◆ WHAT IS NEEDED
Copy all lines that contain the word "ryzyko".

◆ SOURCE DATA
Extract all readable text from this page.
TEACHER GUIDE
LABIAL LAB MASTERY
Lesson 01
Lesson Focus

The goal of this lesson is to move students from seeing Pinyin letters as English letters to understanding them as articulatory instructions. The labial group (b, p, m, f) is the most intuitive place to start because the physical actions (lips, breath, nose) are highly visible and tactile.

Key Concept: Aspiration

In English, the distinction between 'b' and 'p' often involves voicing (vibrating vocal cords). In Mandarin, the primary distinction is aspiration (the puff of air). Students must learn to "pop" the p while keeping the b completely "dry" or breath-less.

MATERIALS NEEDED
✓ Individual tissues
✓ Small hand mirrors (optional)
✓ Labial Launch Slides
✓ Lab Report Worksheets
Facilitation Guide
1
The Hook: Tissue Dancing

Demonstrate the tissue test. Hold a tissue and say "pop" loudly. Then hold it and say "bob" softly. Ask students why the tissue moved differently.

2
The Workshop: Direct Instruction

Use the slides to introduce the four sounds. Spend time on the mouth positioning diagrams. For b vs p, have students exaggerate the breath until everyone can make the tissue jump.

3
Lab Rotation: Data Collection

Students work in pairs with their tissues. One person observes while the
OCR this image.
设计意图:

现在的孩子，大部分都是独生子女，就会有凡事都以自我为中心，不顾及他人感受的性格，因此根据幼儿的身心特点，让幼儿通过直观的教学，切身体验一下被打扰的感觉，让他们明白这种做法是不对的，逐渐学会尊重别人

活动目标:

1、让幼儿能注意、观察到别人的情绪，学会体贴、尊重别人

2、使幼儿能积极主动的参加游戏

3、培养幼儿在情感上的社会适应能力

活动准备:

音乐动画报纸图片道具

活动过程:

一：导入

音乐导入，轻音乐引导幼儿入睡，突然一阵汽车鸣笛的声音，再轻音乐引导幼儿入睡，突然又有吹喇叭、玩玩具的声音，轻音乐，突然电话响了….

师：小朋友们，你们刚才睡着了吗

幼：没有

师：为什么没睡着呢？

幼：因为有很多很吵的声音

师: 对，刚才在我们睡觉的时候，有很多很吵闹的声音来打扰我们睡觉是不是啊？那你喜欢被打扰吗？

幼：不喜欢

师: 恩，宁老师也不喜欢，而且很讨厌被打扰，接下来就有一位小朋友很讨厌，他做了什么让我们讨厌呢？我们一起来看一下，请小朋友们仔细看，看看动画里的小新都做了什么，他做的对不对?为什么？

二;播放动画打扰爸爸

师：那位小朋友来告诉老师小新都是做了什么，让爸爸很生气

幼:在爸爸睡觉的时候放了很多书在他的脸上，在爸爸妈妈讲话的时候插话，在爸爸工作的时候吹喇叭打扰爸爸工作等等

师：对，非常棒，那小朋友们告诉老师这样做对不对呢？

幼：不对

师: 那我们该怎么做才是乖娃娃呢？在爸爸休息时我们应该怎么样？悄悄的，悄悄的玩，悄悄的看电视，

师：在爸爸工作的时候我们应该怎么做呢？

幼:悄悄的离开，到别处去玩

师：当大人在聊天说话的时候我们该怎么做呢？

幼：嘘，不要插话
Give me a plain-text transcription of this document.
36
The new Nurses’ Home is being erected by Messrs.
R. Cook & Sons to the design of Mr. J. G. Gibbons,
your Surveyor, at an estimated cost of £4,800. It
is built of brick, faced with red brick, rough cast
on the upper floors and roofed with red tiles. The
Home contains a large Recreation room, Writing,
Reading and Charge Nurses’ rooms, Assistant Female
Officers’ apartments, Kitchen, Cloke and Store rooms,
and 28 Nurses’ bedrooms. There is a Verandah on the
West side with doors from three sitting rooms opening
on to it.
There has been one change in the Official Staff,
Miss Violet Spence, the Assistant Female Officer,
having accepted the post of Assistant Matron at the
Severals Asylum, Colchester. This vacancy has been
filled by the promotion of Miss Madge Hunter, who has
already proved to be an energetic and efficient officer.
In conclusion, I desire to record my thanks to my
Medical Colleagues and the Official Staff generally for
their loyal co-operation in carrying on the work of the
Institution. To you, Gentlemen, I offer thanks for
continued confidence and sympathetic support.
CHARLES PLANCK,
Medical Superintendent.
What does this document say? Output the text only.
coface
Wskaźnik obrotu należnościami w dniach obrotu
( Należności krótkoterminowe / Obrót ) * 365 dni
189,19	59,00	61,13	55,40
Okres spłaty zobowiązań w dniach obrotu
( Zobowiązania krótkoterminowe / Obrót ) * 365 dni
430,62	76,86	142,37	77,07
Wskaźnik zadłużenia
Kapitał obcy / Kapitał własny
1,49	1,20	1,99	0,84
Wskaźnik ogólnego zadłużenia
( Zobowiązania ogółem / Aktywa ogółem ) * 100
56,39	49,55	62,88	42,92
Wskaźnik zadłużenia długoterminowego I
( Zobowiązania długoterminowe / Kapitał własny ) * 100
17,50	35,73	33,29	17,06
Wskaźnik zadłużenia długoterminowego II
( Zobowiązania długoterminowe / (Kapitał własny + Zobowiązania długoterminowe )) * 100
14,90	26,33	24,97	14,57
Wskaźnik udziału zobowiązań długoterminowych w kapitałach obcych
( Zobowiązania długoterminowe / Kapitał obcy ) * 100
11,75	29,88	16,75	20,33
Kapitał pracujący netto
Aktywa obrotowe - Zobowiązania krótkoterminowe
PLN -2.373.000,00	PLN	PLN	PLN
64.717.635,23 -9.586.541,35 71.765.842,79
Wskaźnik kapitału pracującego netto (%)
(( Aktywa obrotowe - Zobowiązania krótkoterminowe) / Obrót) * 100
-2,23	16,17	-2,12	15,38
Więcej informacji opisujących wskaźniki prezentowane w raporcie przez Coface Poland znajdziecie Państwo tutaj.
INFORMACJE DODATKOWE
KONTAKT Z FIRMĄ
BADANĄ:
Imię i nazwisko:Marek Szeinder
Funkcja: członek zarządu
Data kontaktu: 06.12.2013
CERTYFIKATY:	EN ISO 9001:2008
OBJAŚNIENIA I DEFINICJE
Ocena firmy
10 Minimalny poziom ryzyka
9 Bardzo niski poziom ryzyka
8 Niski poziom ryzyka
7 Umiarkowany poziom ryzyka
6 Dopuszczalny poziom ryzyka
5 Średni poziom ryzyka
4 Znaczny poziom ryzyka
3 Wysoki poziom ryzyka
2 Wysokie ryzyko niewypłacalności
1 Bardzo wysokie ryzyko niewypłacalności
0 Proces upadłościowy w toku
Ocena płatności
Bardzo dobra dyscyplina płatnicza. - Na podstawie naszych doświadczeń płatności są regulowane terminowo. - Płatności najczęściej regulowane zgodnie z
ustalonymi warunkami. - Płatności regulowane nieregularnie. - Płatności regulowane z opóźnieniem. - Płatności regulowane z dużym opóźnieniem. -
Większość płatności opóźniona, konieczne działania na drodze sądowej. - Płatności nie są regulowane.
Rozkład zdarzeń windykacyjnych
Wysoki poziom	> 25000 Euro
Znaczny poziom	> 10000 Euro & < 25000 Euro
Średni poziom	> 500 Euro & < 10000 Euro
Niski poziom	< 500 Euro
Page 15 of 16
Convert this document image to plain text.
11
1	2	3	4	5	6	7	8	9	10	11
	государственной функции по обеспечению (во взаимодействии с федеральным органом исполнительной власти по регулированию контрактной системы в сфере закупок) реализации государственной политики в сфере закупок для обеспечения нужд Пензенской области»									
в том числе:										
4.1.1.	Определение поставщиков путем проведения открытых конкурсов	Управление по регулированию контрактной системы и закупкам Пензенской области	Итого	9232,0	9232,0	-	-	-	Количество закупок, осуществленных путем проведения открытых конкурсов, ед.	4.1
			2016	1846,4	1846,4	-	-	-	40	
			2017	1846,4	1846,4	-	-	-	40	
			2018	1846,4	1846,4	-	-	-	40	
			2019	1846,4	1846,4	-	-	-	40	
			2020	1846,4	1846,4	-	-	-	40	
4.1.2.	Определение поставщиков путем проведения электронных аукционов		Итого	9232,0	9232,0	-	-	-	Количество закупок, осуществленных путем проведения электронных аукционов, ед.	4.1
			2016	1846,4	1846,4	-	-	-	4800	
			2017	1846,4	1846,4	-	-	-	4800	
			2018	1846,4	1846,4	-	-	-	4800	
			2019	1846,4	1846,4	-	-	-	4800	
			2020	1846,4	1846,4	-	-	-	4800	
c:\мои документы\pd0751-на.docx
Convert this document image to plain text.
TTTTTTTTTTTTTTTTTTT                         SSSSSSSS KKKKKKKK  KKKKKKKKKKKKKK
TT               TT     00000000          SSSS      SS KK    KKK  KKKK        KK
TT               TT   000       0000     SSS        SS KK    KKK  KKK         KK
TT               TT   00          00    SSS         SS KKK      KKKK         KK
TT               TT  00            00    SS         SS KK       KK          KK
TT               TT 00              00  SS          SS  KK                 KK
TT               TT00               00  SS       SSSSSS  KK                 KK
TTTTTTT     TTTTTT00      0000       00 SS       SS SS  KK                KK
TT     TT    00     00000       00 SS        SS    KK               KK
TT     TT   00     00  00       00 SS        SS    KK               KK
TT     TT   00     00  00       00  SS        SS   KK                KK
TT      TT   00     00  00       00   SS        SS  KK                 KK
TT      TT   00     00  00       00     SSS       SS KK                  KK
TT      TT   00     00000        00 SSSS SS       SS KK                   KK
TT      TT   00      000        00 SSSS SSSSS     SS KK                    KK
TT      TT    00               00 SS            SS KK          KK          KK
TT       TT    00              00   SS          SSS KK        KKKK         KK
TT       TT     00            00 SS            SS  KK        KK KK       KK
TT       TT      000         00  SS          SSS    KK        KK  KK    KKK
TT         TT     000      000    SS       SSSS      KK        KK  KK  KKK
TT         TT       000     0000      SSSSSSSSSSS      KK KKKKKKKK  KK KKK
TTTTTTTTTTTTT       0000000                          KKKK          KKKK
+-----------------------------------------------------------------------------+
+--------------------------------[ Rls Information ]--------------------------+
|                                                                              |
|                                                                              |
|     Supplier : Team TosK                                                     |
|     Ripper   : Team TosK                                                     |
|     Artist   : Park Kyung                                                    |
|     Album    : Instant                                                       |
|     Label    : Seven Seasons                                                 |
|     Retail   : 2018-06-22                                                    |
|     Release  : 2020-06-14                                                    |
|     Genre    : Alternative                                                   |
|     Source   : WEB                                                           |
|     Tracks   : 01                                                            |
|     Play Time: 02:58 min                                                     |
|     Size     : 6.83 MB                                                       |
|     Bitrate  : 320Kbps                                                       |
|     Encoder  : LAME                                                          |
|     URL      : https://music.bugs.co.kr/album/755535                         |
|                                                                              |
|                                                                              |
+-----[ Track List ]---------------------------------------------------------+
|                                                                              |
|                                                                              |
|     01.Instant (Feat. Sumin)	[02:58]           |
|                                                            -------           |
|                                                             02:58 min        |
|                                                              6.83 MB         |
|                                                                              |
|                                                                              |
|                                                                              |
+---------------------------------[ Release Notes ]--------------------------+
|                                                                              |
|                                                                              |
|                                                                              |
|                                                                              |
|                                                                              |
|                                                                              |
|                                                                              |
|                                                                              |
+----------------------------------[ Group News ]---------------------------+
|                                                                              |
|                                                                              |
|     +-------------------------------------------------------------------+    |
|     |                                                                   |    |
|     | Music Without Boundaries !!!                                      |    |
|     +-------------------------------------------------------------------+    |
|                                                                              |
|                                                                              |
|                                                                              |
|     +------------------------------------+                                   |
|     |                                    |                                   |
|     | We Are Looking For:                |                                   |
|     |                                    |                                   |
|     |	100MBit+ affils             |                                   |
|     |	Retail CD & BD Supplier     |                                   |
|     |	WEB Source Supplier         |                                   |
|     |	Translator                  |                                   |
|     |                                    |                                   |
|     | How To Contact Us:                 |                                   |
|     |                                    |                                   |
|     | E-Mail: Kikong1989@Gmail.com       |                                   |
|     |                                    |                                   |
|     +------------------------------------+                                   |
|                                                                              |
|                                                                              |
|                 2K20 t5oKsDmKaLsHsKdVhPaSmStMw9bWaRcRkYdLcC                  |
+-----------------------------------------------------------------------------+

◆ THE RESPONSE
2 Wysokie ryzyko niewypłacalności
1 Bardzo wysokie ryzyko niewypłacalności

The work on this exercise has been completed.